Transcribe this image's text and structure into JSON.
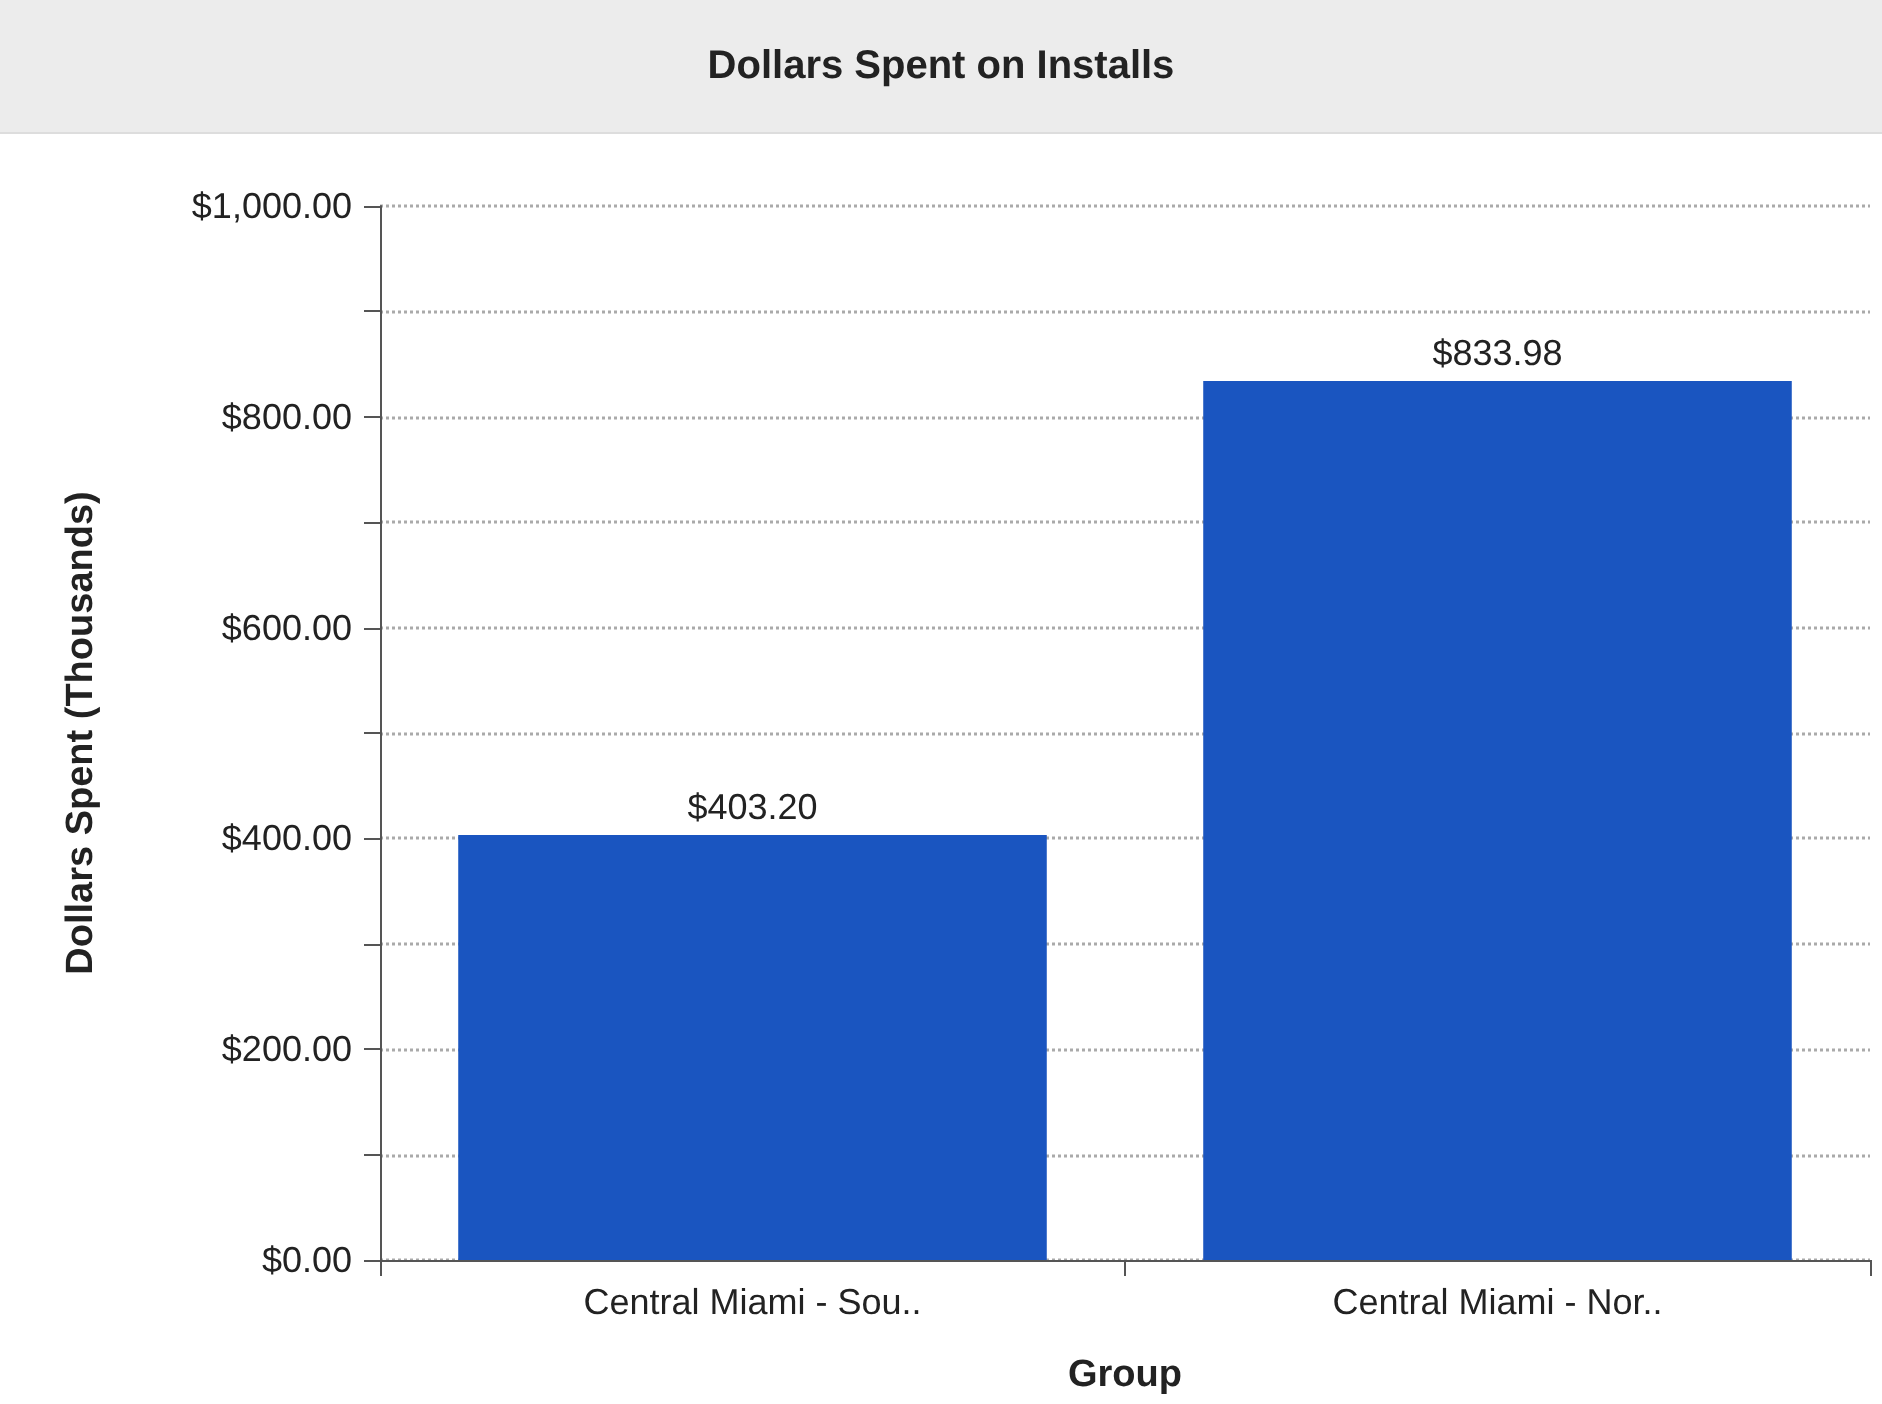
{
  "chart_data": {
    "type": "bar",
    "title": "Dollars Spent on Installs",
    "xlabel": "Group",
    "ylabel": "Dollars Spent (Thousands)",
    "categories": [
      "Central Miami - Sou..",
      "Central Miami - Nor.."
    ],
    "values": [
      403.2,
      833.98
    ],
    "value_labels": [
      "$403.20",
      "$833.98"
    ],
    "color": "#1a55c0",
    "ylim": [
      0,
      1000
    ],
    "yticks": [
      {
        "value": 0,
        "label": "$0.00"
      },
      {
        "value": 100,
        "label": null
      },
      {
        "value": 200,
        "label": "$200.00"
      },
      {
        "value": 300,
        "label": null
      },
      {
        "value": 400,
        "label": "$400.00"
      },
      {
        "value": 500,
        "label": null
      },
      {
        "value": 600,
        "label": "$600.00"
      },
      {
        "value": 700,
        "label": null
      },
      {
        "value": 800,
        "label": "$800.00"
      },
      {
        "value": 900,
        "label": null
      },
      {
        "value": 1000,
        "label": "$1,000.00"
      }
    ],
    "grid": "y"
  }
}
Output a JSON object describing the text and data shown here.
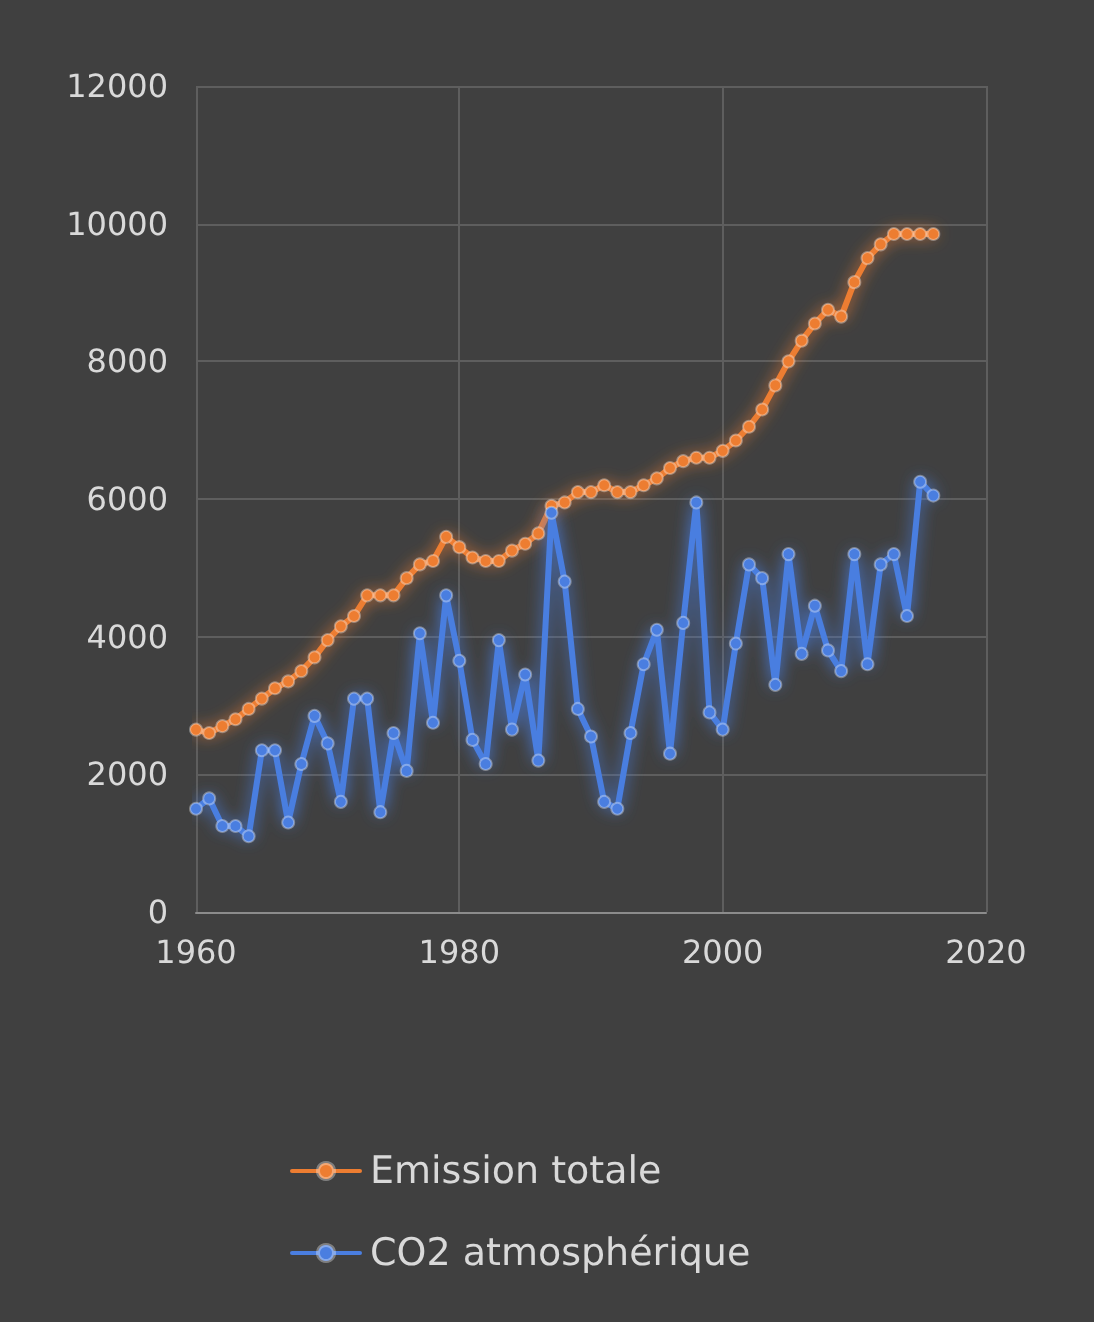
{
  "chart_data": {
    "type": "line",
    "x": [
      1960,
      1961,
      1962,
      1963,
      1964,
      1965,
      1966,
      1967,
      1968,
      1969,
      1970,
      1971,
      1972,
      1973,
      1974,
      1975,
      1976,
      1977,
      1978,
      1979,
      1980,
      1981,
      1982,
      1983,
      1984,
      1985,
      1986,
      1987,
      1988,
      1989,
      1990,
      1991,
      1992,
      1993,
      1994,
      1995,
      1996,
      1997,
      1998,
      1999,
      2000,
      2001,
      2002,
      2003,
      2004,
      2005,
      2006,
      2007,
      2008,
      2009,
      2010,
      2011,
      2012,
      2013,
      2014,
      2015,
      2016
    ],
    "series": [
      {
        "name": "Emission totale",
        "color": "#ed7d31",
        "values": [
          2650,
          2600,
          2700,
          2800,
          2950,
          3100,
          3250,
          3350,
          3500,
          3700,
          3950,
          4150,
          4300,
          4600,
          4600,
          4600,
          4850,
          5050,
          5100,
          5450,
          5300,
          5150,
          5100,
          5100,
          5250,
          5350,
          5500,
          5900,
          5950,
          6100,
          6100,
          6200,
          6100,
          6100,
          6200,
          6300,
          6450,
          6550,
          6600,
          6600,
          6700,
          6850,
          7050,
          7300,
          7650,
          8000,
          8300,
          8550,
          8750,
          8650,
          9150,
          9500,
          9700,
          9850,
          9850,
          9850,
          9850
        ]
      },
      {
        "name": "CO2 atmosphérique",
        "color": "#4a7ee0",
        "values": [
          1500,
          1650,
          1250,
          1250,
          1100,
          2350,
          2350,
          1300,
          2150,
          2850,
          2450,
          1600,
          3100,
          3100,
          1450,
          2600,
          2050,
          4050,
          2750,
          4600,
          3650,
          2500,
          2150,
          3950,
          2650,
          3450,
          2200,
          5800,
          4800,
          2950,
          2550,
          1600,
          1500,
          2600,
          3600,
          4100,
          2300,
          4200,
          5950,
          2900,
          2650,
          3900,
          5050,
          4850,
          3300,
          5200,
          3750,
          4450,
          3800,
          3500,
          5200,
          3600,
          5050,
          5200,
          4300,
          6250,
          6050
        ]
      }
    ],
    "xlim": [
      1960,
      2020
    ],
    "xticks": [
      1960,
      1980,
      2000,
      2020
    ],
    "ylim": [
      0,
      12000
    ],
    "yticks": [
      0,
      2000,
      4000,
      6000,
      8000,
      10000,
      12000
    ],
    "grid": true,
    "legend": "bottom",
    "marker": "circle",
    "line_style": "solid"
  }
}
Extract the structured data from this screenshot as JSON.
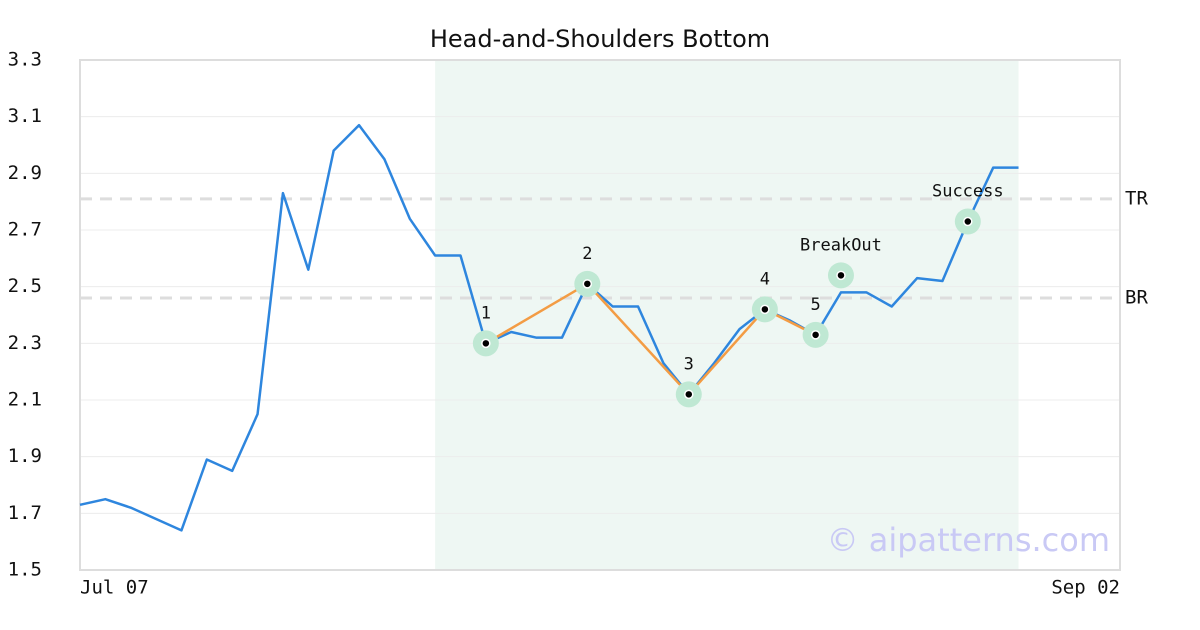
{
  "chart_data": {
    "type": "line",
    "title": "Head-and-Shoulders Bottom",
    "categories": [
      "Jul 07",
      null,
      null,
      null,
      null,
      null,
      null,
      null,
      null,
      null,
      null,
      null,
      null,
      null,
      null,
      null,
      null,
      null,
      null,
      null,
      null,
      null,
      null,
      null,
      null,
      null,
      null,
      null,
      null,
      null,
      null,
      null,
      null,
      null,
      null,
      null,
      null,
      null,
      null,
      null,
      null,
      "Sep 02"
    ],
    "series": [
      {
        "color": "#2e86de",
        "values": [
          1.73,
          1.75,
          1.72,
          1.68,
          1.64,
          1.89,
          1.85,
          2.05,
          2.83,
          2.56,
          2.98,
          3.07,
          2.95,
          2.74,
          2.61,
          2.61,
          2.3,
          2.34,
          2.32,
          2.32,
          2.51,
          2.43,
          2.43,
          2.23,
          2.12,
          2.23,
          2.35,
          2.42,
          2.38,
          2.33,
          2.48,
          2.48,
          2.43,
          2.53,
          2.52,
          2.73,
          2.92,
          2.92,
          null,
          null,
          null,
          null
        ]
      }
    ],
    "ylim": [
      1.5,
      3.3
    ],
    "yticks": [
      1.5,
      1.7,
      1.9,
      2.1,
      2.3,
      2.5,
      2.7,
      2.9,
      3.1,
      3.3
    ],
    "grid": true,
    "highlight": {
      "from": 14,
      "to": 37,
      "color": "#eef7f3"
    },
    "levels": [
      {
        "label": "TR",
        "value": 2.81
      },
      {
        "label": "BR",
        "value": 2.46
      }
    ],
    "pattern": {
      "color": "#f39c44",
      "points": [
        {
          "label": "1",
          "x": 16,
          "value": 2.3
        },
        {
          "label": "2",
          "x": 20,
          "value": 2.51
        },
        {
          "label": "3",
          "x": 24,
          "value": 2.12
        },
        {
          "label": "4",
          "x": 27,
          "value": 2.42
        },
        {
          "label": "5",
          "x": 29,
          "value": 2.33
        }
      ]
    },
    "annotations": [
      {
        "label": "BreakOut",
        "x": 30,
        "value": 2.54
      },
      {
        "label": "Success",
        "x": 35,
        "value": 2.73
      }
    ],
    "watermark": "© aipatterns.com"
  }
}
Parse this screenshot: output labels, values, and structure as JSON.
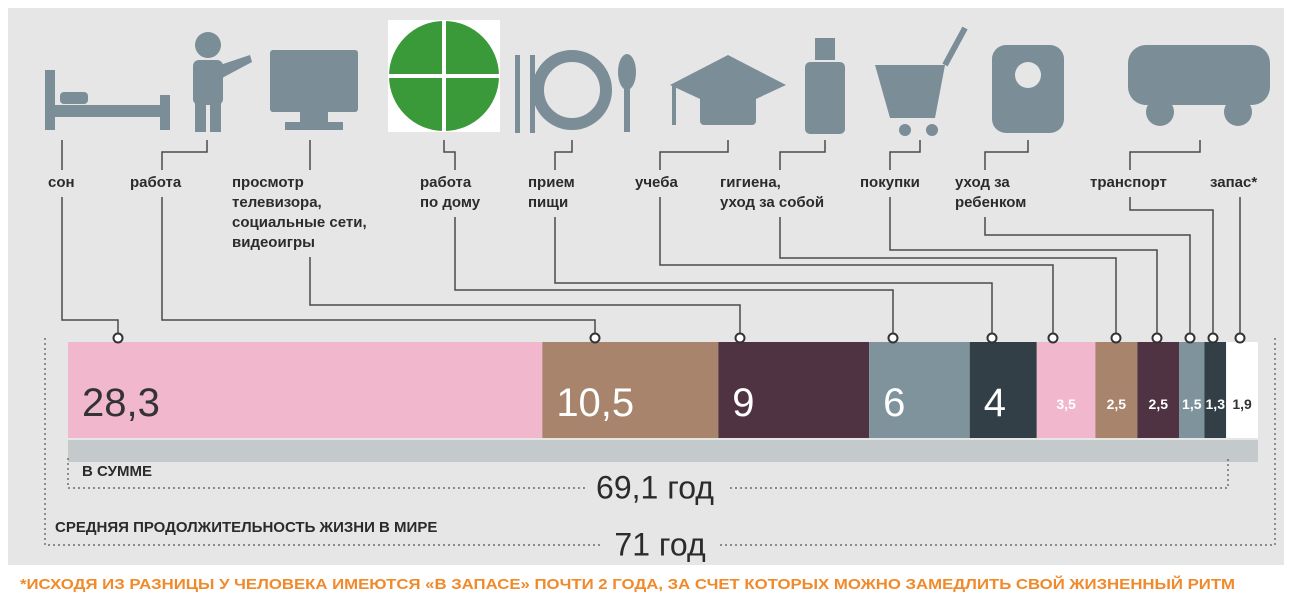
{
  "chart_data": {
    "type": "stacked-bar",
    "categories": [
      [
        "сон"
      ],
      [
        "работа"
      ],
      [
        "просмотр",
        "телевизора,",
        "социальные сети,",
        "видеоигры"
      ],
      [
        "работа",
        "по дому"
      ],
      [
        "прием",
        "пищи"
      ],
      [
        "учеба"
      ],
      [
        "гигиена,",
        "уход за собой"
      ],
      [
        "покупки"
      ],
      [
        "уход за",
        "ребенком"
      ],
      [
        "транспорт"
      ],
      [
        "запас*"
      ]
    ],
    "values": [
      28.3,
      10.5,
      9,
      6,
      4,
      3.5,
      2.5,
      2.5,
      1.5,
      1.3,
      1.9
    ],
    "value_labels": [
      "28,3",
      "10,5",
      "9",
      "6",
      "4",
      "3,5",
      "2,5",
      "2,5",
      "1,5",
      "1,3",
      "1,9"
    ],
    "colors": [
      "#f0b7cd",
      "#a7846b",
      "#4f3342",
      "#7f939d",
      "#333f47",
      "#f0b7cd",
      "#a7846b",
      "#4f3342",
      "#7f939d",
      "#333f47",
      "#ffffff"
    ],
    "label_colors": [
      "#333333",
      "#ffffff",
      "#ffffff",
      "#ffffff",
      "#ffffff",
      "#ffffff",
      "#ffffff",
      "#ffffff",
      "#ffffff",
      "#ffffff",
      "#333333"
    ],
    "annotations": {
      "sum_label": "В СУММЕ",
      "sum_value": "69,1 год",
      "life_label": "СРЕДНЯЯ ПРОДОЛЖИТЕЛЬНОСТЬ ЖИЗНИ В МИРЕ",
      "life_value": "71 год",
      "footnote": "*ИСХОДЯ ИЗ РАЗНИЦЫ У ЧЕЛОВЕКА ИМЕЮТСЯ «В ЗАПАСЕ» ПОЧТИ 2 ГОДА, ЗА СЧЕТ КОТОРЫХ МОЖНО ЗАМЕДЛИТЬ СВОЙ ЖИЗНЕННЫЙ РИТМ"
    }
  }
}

**TASK BRIEF:** Copy each line above that contains the word "screenshot".

**EXERCISE SOLUTION:**
Extract the structured data from this screenshot as JSON.
Parse this screenshot: output labels, values, and structure as JSON.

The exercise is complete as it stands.